[Dataset excerpts]
>> start
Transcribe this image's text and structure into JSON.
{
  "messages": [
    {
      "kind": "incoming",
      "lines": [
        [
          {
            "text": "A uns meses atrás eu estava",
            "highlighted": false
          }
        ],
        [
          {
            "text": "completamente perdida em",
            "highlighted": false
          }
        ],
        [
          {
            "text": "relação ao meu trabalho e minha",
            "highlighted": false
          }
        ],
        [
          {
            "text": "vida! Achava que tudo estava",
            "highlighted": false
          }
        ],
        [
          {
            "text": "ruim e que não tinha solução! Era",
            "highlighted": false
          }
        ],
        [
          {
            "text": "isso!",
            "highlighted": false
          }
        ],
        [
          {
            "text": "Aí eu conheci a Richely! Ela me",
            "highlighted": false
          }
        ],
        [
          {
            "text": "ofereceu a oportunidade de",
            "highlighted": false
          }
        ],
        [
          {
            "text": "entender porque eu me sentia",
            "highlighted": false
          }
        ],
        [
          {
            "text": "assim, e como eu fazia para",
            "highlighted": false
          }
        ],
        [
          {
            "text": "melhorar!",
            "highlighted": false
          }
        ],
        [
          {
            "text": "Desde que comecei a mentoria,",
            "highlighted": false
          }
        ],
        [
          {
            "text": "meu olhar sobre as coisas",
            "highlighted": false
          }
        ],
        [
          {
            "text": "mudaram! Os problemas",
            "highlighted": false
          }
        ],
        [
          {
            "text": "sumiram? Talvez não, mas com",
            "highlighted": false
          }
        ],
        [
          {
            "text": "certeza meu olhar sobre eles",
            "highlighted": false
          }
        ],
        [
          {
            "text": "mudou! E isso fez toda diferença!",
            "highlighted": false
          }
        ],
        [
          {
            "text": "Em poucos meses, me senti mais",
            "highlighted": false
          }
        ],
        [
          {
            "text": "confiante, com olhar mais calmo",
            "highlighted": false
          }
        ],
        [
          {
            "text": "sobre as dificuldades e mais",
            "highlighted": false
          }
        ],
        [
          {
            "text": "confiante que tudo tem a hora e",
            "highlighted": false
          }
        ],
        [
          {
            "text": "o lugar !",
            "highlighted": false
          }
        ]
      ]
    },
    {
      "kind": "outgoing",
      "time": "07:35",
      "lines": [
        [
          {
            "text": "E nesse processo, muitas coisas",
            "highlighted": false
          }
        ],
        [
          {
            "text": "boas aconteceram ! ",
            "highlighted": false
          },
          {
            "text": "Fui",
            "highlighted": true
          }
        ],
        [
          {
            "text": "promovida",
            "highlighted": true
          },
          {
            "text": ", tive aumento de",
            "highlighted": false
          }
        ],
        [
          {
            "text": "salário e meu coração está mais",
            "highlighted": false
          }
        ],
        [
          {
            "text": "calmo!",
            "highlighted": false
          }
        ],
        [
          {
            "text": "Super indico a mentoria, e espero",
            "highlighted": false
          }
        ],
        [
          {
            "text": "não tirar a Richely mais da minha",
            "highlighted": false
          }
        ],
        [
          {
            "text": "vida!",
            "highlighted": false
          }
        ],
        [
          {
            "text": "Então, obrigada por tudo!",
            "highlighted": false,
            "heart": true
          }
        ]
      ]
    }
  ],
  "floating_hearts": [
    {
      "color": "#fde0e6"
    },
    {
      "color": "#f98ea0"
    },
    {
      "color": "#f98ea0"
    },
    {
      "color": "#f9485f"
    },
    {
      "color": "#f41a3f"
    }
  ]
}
>> end
>> start
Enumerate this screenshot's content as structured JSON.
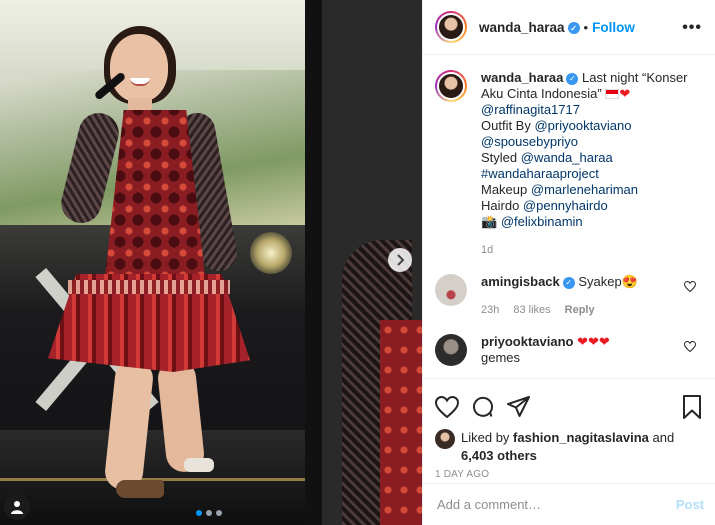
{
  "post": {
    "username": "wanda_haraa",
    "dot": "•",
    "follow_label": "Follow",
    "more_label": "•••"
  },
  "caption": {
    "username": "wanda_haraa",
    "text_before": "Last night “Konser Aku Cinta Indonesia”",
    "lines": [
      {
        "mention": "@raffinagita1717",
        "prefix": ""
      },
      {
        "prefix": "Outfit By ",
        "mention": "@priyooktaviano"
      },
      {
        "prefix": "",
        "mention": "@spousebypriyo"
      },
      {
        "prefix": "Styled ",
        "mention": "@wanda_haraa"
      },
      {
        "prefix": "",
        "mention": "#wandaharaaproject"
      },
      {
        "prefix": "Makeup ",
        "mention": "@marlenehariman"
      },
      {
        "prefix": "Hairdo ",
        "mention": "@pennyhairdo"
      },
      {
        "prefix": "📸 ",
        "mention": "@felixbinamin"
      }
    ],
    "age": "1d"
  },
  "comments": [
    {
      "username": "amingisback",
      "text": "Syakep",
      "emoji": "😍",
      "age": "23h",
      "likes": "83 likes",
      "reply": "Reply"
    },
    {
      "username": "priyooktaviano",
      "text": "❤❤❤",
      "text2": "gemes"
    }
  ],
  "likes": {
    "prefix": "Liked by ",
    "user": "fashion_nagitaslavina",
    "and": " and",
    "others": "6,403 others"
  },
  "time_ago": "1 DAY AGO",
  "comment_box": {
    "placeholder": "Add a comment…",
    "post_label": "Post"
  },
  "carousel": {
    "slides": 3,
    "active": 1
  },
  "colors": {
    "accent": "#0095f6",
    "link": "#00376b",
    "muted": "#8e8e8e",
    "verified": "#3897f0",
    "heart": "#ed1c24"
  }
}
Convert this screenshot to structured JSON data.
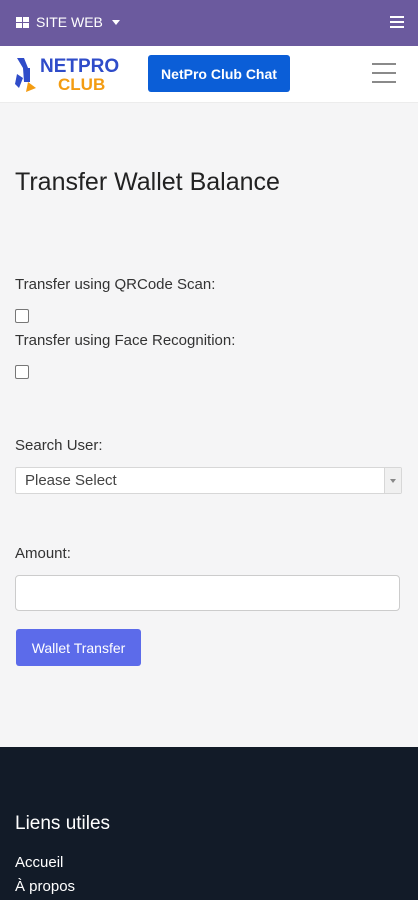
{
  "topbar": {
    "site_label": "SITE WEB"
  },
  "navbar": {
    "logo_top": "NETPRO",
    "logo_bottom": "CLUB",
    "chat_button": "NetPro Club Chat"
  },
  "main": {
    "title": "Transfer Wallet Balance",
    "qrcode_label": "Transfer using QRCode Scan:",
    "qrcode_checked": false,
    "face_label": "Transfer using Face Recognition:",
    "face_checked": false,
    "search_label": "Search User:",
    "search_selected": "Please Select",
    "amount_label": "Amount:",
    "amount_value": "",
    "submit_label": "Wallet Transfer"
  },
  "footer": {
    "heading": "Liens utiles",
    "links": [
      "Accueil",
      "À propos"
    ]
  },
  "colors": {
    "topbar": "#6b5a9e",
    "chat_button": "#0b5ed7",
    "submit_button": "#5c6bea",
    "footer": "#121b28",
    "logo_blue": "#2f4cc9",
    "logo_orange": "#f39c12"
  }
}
>> end
(Goal of the exercise): Return all lines with the word "olhar" in them.

(Solution):
            "text": "meu olhar sobre as coisas",
            "text": "certeza meu olhar sobre eles",
            "text": "confiante, com olhar mais calmo",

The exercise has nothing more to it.